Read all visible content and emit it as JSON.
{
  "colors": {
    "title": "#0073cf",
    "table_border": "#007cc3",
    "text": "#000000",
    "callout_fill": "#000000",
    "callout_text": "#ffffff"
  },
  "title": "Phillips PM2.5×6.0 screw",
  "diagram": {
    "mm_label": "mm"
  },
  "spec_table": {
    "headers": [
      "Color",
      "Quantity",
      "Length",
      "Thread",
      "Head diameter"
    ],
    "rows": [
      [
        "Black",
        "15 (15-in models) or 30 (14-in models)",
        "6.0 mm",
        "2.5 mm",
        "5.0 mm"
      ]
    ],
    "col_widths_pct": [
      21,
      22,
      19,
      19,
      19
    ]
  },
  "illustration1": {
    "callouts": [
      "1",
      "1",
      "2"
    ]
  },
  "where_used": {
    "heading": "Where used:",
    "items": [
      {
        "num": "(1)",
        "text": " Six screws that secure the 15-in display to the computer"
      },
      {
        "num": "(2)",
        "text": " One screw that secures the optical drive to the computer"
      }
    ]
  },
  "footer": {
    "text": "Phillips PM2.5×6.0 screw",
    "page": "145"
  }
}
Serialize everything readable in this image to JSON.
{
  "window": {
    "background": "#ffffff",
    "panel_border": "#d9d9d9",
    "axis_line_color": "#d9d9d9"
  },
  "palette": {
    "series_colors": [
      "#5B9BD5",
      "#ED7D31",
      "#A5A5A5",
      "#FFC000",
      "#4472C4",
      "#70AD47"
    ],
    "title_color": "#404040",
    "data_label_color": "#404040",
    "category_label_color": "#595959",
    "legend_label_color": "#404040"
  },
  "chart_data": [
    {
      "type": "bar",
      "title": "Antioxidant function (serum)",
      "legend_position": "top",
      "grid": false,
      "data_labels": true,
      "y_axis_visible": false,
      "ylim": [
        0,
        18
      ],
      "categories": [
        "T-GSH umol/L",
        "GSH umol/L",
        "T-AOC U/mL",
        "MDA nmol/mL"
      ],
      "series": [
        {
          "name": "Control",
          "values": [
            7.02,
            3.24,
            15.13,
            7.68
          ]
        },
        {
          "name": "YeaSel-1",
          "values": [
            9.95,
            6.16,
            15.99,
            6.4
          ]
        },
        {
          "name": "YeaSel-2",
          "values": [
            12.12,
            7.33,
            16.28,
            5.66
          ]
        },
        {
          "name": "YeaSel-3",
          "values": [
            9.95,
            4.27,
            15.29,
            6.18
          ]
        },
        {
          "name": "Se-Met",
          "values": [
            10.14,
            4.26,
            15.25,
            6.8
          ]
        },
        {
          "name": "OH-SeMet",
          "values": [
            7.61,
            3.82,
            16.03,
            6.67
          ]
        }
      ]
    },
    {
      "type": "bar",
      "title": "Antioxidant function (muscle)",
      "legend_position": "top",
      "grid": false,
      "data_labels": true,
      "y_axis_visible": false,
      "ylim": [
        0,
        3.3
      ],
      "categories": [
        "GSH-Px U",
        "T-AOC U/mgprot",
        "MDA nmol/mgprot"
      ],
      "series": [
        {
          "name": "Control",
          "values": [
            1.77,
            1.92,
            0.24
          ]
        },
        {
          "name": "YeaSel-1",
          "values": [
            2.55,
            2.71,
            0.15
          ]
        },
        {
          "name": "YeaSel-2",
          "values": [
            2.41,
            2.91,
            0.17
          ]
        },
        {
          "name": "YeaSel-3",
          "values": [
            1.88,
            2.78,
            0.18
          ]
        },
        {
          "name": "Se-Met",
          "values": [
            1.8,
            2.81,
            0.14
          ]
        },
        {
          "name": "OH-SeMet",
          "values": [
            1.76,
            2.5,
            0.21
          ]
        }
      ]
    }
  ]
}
━━━━━━━━━━━━━━━━━━━━━━━━━━━━━━
### GIVEN REQUEST
Extract all the material, leaving every line as it is.

### RESULT OF THE EXERCISE
Read all visible content and emit it as JSON.
{
  "colors": {
    "title": "#0073cf",
    "table_border": "#007cc3",
    "text": "#000000",
    "callout_fill": "#000000",
    "callout_text": "#ffffff"
  },
  "title": "Phillips PM2.5×6.0 screw",
  "diagram": {
    "mm_label": "mm"
  },
  "spec_table": {
    "headers": [
      "Color",
      "Quantity",
      "Length",
      "Thread",
      "Head diameter"
    ],
    "rows": [
      [
        "Black",
        "15 (15-in models) or 30 (14-in models)",
        "6.0 mm",
        "2.5 mm",
        "5.0 mm"
      ]
    ],
    "col_widths_pct": [
      21,
      22,
      19,
      19,
      19
    ]
  },
  "illustration1": {
    "callouts": [
      "1",
      "1",
      "2"
    ]
  },
  "where_used": {
    "heading": "Where used:",
    "items": [
      {
        "num": "(1)",
        "text": " Six screws that secure the 15-in display to the computer"
      },
      {
        "num": "(2)",
        "text": " One screw that secures the optical drive to the computer"
      }
    ]
  },
  "footer": {
    "text": "Phillips PM2.5×6.0 screw",
    "page": "145"
  }
}
Serialize everything readable in this image to JSON.
{
  "window": {
    "background": "#ffffff",
    "panel_border": "#d9d9d9",
    "axis_line_color": "#d9d9d9"
  },
  "palette": {
    "series_colors": [
      "#5B9BD5",
      "#ED7D31",
      "#A5A5A5",
      "#FFC000",
      "#4472C4",
      "#70AD47"
    ],
    "title_color": "#404040",
    "data_label_color": "#404040",
    "category_label_color": "#595959",
    "legend_label_color": "#404040"
  },
  "chart_data": [
    {
      "type": "bar",
      "title": "Antioxidant function (serum)",
      "legend_position": "top",
      "grid": false,
      "data_labels": true,
      "y_axis_visible": false,
      "ylim": [
        0,
        18
      ],
      "categories": [
        "T-GSH umol/L",
        "GSH umol/L",
        "T-AOC U/mL",
        "MDA nmol/mL"
      ],
      "series": [
        {
          "name": "Control",
          "values": [
            7.02,
            3.24,
            15.13,
            7.68
          ]
        },
        {
          "name": "YeaSel-1",
          "values": [
            9.95,
            6.16,
            15.99,
            6.4
          ]
        },
        {
          "name": "YeaSel-2",
          "values": [
            12.12,
            7.33,
            16.28,
            5.66
          ]
        },
        {
          "name": "YeaSel-3",
          "values": [
            9.95,
            4.27,
            15.29,
            6.18
          ]
        },
        {
          "name": "Se-Met",
          "values": [
            10.14,
            4.26,
            15.25,
            6.8
          ]
        },
        {
          "name": "OH-SeMet",
          "values": [
            7.61,
            3.82,
            16.03,
            6.67
          ]
        }
      ]
    },
    {
      "type": "bar",
      "title": "Antioxidant function (muscle)",
      "legend_position": "top",
      "grid": false,
      "data_labels": true,
      "y_axis_visible": false,
      "ylim": [
        0,
        3.3
      ],
      "categories": [
        "GSH-Px U",
        "T-AOC U/mgprot",
        "MDA nmol/mgprot"
      ],
      "series": [
        {
          "name": "Control",
          "values": [
            1.77,
            1.92,
            0.24
          ]
        },
        {
          "name": "YeaSel-1",
          "values": [
            2.55,
            2.71,
            0.15
          ]
        },
        {
          "name": "YeaSel-2",
          "values": [
            2.41,
            2.91,
            0.17
          ]
        },
        {
          "name": "YeaSel-3",
          "values": [
            1.88,
            2.78,
            0.18
          ]
        },
        {
          "name": "Se-Met",
          "values": [
            1.8,
            2.81,
            0.14
          ]
        },
        {
          "name": "OH-SeMet",
          "values": [
            1.76,
            2.5,
            0.21
          ]
        }
      ]
    }
  ]
}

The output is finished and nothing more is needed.